| INPUT |

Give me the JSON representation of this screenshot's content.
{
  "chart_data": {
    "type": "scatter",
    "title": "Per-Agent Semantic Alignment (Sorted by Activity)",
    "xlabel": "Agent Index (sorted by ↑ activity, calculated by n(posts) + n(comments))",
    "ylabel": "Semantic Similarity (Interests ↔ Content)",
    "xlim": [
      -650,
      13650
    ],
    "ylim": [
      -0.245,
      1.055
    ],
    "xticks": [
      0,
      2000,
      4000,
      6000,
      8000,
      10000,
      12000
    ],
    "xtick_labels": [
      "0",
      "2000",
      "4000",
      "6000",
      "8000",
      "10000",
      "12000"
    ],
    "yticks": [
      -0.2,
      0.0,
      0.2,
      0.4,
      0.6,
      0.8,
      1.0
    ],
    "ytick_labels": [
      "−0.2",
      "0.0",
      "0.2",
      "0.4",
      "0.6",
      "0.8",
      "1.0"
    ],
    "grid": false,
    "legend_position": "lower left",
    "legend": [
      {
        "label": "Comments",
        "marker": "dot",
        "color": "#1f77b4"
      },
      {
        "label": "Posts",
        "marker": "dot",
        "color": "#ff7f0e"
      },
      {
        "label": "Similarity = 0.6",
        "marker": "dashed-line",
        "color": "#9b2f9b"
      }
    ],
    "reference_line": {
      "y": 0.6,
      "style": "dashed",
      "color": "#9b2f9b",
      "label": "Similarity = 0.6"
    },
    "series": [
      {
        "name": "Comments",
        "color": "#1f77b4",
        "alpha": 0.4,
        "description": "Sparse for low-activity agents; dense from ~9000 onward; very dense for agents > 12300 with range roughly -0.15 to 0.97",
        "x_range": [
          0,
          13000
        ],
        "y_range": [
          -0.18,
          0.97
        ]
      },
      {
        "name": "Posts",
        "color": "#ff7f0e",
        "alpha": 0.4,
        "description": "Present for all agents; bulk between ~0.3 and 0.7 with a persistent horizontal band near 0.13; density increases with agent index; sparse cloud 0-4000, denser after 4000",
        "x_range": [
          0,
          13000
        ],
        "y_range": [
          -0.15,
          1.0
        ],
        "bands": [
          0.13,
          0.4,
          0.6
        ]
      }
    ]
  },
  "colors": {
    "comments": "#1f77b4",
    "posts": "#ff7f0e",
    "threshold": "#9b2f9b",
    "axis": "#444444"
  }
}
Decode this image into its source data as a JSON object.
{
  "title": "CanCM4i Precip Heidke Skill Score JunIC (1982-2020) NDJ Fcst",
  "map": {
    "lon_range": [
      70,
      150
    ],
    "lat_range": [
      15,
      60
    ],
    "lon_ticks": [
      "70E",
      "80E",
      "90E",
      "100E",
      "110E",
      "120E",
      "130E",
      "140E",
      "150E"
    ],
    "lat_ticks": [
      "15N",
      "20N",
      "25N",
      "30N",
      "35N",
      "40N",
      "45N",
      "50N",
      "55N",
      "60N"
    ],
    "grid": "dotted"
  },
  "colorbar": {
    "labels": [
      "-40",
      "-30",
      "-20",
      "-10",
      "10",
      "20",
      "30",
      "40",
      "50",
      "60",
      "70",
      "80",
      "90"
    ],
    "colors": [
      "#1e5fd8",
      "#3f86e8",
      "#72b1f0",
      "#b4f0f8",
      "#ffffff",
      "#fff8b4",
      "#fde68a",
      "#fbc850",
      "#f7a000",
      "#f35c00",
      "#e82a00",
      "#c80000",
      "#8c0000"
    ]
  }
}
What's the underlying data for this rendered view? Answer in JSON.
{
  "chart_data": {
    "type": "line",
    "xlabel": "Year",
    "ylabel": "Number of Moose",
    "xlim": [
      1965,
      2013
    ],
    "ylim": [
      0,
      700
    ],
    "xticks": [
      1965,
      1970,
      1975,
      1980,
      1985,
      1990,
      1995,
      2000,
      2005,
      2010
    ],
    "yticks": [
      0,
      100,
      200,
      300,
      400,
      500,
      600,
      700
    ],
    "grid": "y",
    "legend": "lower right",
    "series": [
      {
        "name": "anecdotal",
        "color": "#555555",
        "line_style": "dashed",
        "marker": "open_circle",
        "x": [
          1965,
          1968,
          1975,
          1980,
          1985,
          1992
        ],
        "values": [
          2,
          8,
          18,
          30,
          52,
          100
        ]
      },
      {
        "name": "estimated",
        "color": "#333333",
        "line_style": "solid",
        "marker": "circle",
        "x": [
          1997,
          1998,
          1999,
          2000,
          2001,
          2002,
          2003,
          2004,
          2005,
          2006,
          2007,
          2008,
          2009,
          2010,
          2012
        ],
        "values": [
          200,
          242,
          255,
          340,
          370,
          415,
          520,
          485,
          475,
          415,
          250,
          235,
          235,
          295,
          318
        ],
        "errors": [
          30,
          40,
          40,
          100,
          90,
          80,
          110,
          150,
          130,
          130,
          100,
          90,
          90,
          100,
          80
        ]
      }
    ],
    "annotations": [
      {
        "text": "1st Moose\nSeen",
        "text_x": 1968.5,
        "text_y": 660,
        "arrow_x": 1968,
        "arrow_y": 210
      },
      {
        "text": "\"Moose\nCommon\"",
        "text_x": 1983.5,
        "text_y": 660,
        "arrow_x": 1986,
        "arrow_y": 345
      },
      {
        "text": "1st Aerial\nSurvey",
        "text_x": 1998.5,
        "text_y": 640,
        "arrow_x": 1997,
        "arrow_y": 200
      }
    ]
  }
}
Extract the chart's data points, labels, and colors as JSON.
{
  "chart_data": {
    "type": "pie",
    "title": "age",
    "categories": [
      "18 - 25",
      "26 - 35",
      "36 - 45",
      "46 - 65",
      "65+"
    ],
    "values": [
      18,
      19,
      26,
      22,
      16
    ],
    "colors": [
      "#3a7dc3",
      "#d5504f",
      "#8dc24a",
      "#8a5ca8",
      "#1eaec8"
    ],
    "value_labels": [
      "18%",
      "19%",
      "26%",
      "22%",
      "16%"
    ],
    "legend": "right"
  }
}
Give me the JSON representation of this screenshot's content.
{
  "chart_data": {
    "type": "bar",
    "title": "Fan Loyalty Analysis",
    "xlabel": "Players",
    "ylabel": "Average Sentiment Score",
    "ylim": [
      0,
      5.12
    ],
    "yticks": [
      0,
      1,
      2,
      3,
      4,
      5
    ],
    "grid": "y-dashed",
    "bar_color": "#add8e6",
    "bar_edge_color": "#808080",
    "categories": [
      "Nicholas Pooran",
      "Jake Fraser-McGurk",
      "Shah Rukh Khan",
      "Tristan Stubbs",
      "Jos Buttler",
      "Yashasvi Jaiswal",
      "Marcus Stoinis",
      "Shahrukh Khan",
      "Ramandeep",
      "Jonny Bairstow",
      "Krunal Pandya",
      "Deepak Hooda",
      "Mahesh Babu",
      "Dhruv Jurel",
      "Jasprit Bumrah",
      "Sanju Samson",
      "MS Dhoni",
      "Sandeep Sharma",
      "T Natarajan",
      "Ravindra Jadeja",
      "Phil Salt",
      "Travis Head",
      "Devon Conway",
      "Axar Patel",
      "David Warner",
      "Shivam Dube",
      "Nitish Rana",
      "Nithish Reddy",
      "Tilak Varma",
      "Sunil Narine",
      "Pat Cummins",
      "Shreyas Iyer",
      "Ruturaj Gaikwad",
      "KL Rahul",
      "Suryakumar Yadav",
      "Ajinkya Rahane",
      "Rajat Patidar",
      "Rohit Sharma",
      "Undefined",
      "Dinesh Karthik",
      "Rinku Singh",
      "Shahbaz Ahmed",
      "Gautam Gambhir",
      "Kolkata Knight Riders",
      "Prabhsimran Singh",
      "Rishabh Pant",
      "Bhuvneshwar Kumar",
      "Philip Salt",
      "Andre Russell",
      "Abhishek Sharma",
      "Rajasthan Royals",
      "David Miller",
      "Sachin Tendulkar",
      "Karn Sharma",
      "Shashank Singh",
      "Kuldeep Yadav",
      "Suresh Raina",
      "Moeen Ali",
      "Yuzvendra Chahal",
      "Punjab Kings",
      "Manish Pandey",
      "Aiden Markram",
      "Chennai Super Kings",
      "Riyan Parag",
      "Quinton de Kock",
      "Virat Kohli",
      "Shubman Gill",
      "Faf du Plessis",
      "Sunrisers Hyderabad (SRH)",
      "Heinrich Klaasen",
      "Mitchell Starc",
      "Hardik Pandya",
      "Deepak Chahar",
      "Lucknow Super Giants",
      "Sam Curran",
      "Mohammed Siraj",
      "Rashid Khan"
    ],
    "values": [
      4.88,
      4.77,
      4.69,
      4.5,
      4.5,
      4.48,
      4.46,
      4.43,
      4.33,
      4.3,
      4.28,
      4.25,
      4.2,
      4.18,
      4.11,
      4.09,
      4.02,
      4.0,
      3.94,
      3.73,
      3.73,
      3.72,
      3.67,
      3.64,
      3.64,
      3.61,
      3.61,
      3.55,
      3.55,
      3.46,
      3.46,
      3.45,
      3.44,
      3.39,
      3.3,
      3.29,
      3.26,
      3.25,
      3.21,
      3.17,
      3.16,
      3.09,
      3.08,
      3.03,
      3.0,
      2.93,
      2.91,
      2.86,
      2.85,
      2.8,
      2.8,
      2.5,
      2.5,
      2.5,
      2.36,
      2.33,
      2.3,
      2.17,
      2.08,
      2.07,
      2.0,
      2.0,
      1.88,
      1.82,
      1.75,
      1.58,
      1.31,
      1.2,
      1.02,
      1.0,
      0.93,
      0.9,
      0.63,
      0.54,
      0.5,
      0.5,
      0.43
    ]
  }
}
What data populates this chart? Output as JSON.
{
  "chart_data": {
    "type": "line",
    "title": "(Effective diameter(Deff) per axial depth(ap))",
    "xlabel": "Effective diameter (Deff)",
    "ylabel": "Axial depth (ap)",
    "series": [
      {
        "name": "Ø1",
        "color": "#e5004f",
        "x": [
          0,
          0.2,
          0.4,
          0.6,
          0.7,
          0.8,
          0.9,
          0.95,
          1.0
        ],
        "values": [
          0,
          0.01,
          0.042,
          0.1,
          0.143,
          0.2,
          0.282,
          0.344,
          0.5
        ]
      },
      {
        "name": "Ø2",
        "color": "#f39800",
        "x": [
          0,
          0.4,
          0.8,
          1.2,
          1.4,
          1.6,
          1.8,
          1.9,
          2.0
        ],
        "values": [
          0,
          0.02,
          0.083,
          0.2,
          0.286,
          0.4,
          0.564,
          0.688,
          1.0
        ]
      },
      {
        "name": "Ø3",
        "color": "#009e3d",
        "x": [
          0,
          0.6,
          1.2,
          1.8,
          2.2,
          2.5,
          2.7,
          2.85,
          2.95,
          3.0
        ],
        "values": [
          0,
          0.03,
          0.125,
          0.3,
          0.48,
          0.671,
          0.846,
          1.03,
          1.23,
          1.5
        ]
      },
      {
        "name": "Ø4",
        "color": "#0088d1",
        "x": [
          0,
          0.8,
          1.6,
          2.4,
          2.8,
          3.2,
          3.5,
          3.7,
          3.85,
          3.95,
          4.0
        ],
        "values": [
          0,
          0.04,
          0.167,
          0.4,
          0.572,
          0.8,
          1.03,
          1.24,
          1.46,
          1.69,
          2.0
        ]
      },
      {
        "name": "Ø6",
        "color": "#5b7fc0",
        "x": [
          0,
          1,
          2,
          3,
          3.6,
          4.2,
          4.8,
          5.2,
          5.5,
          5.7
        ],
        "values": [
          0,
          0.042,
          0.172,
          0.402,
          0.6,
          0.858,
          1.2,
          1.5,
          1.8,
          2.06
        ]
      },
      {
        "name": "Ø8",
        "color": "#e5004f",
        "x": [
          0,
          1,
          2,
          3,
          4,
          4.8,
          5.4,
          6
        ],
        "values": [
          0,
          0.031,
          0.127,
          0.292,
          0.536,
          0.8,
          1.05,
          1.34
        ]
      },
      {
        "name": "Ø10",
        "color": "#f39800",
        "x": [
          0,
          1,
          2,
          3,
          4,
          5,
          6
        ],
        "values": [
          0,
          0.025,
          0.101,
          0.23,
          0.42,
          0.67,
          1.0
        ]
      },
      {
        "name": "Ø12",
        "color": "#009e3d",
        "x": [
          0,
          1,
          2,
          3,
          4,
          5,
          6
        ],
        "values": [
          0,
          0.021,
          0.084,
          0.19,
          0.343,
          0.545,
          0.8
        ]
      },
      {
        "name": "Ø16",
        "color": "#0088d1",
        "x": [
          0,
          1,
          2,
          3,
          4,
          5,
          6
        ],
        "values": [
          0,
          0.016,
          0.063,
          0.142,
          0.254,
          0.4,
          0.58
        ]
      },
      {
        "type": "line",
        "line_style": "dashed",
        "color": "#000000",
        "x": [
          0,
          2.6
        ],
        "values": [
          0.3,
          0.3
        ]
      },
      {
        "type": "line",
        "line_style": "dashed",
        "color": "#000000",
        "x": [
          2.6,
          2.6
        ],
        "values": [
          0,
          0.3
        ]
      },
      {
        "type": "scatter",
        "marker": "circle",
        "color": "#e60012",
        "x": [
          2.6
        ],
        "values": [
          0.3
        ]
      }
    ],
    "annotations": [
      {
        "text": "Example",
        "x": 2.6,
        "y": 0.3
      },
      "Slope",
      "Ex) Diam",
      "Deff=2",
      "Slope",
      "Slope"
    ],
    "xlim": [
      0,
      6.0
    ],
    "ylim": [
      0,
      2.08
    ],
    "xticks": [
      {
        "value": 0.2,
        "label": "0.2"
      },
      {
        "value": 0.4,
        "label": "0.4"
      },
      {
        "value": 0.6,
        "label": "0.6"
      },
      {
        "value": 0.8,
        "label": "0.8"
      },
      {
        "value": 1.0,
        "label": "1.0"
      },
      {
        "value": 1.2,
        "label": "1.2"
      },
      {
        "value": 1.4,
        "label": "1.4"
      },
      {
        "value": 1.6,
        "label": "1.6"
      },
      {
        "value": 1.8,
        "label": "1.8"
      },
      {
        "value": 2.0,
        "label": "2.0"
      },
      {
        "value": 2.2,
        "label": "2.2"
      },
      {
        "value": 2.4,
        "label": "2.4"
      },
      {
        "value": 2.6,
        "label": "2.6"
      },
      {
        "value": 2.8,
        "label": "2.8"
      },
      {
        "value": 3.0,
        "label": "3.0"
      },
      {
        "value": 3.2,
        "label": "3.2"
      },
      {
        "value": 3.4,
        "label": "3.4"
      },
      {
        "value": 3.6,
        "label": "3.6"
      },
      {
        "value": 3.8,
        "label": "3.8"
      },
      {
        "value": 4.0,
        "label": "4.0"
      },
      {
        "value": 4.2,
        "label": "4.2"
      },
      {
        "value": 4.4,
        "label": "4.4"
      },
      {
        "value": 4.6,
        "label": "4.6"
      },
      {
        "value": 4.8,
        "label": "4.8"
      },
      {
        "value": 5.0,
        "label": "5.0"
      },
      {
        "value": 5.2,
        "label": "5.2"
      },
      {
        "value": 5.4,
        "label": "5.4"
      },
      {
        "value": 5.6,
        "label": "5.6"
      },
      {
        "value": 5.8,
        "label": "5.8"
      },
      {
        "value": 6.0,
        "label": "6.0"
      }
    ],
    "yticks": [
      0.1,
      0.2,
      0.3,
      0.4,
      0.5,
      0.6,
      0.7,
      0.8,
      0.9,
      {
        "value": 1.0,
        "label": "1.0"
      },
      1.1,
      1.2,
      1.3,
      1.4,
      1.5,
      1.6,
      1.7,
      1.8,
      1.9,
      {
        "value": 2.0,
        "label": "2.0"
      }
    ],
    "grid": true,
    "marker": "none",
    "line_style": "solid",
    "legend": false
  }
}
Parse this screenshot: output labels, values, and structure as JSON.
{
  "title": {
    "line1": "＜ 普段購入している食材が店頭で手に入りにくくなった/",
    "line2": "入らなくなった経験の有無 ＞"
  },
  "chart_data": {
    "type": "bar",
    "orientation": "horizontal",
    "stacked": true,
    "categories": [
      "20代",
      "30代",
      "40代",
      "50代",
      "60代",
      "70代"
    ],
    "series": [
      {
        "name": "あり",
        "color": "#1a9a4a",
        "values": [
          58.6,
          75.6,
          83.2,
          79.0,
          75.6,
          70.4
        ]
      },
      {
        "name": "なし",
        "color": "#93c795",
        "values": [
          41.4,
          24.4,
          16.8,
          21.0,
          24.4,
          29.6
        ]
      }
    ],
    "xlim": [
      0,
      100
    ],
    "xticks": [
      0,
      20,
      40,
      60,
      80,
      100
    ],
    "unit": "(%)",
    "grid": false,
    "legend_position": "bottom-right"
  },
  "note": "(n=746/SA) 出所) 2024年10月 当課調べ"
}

| EXERCISE |
Pick out the lines above that hold the string "JSON" and show them.

| TASK SOLUTION |
Give me the JSON representation of this screenshot's content.
Decode this image into its source data as a JSON object.
What's the underlying data for this rendered view? Answer in JSON.
Extract the chart's data points, labels, and colors as JSON.
Give me the JSON representation of this screenshot's content.
What data populates this chart? Output as JSON.
Parse this screenshot: output labels, values, and structure as JSON.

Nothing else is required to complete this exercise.